#### Task brief
Copy out the data below as written; omit any images.

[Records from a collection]
— START —
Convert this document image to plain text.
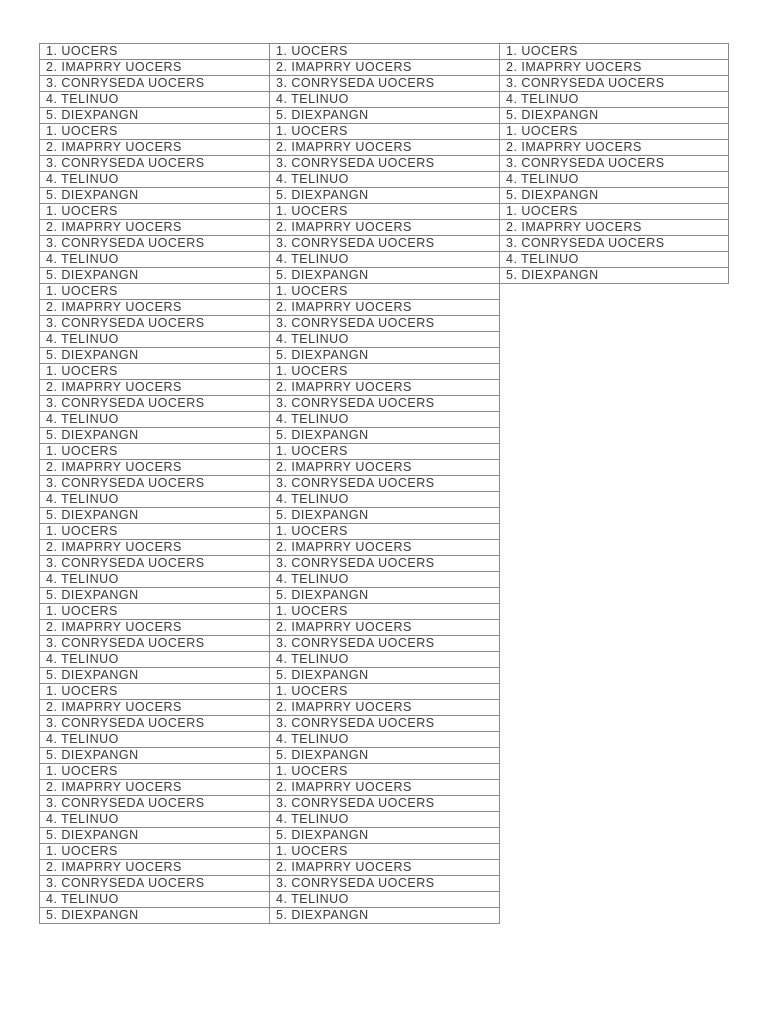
1. UOCERS
2. IMAPRRY UOCERS
3. CONRYSEDA UOCERS
4. TELINUO
5. DIEXPANGN
1. UOCERS
2. IMAPRRY UOCERS
3. CONRYSEDA UOCERS
4. TELINUO
5. DIEXPANGN
1. UOCERS
2. IMAPRRY UOCERS
3. CONRYSEDA UOCERS
4. TELINUO
5. DIEXPANGN
1. UOCERS
2. IMAPRRY UOCERS
3. CONRYSEDA UOCERS
4. TELINUO
5. DIEXPANGN
1. UOCERS
2. IMAPRRY UOCERS
3. CONRYSEDA UOCERS
4. TELINUO
5. DIEXPANGN
1. UOCERS
2. IMAPRRY UOCERS
3. CONRYSEDA UOCERS
4. TELINUO
5. DIEXPANGN
1. UOCERS
2. IMAPRRY UOCERS
3. CONRYSEDA UOCERS
4. TELINUO
5. DIEXPANGN
1. UOCERS
2. IMAPRRY UOCERS
3. CONRYSEDA UOCERS
4. TELINUO
5. DIEXPANGN
1. UOCERS
2. IMAPRRY UOCERS
3. CONRYSEDA UOCERS
4. TELINUO
5. DIEXPANGN
1. UOCERS
2. IMAPRRY UOCERS
3. CONRYSEDA UOCERS
4. TELINUO
5. DIEXPANGN
1. UOCERS
2. IMAPRRY UOCERS
3. CONRYSEDA UOCERS
4. TELINUO
5. DIEXPANGN
1. UOCERS
2. IMAPRRY UOCERS
3. CONRYSEDA UOCERS
4. TELINUO
5. DIEXPANGN
1. UOCERS
2. IMAPRRY UOCERS
3. CONRYSEDA UOCERS
4. TELINUO
5. DIEXPANGN
1. UOCERS
2. IMAPRRY UOCERS
3. CONRYSEDA UOCERS
4. TELINUO
5. DIEXPANGN
1. UOCERS
2. IMAPRRY UOCERS
3. CONRYSEDA UOCERS
4. TELINUO
5. DIEXPANGN
1. UOCERS
2. IMAPRRY UOCERS
3. CONRYSEDA UOCERS
4. TELINUO
5. DIEXPANGN
1. UOCERS
2. IMAPRRY UOCERS
3. CONRYSEDA UOCERS
4. TELINUO
5. DIEXPANGN
1. UOCERS
2. IMAPRRY UOCERS
3. CONRYSEDA UOCERS
4. TELINUO
5. DIEXPANGN
1. UOCERS
2. IMAPRRY UOCERS
3. CONRYSEDA UOCERS
4. TELINUO
5. DIEXPANGN
1. UOCERS
2. IMAPRRY UOCERS
3. CONRYSEDA UOCERS
4. TELINUO
5. DIEXPANGN
1. UOCERS
2. IMAPRRY UOCERS
3. CONRYSEDA UOCERS
4. TELINUO
5. DIEXPANGN
1. UOCERS
2. IMAPRRY UOCERS
3. CONRYSEDA UOCERS
4. TELINUO
5. DIEXPANGN
1. UOCERS
2. IMAPRRY UOCERS
3. CONRYSEDA UOCERS
4. TELINUO
5. DIEXPANGN
1. UOCERS
2. IMAPRRY UOCERS
3. CONRYSEDA UOCERS
4. TELINUO
5. DIEXPANGN
1. UOCERS
2. IMAPRRY UOCERS
3. CONRYSEDA UOCERS
4. TELINUO
5. DIEXPANGN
— END —
#### Solution
Convert this document image to plain text.
1. UOCERS
2. IMAPRRY UOCERS
3. CONRYSEDA UOCERS
4. TELINUO
5. DIEXPANGN
1. UOCERS
2. IMAPRRY UOCERS
3. CONRYSEDA UOCERS
4. TELINUO
5. DIEXPANGN
1. UOCERS
2. IMAPRRY UOCERS
3. CONRYSEDA UOCERS
4. TELINUO
5. DIEXPANGN
1. UOCERS
2. IMAPRRY UOCERS
3. CONRYSEDA UOCERS
4. TELINUO
5. DIEXPANGN
1. UOCERS
2. IMAPRRY UOCERS
3. CONRYSEDA UOCERS
4. TELINUO
5. DIEXPANGN
1. UOCERS
2. IMAPRRY UOCERS
3. CONRYSEDA UOCERS
4. TELINUO
5. DIEXPANGN
1. UOCERS
2. IMAPRRY UOCERS
3. CONRYSEDA UOCERS
4. TELINUO
5. DIEXPANGN
1. UOCERS
2. IMAPRRY UOCERS
3. CONRYSEDA UOCERS
4. TELINUO
5. DIEXPANGN
1. UOCERS
2. IMAPRRY UOCERS
3. CONRYSEDA UOCERS
4. TELINUO
5. DIEXPANGN
1. UOCERS
2. IMAPRRY UOCERS
3. CONRYSEDA UOCERS
4. TELINUO
5. DIEXPANGN
1. UOCERS
2. IMAPRRY UOCERS
3. CONRYSEDA UOCERS
4. TELINUO
5. DIEXPANGN
1. UOCERS
2. IMAPRRY UOCERS
3. CONRYSEDA UOCERS
4. TELINUO
5. DIEXPANGN
1. UOCERS
2. IMAPRRY UOCERS
3. CONRYSEDA UOCERS
4. TELINUO
5. DIEXPANGN
1. UOCERS
2. IMAPRRY UOCERS
3. CONRYSEDA UOCERS
4. TELINUO
5. DIEXPANGN
1. UOCERS
2. IMAPRRY UOCERS
3. CONRYSEDA UOCERS
4. TELINUO
5. DIEXPANGN
1. UOCERS
2. IMAPRRY UOCERS
3. CONRYSEDA UOCERS
4. TELINUO
5. DIEXPANGN
1. UOCERS
2. IMAPRRY UOCERS
3. CONRYSEDA UOCERS
4. TELINUO
5. DIEXPANGN
1. UOCERS
2. IMAPRRY UOCERS
3. CONRYSEDA UOCERS
4. TELINUO
5. DIEXPANGN
1. UOCERS
2. IMAPRRY UOCERS
3. CONRYSEDA UOCERS
4. TELINUO
5. DIEXPANGN
1. UOCERS
2. IMAPRRY UOCERS
3. CONRYSEDA UOCERS
4. TELINUO
5. DIEXPANGN
1. UOCERS
2. IMAPRRY UOCERS
3. CONRYSEDA UOCERS
4. TELINUO
5. DIEXPANGN
1. UOCERS
2. IMAPRRY UOCERS
3. CONRYSEDA UOCERS
4. TELINUO
5. DIEXPANGN
1. UOCERS
2. IMAPRRY UOCERS
3. CONRYSEDA UOCERS
4. TELINUO
5. DIEXPANGN
1. UOCERS
2. IMAPRRY UOCERS
3. CONRYSEDA UOCERS
4. TELINUO
5. DIEXPANGN
1. UOCERS
2. IMAPRRY UOCERS
3. CONRYSEDA UOCERS
4. TELINUO
5. DIEXPANGN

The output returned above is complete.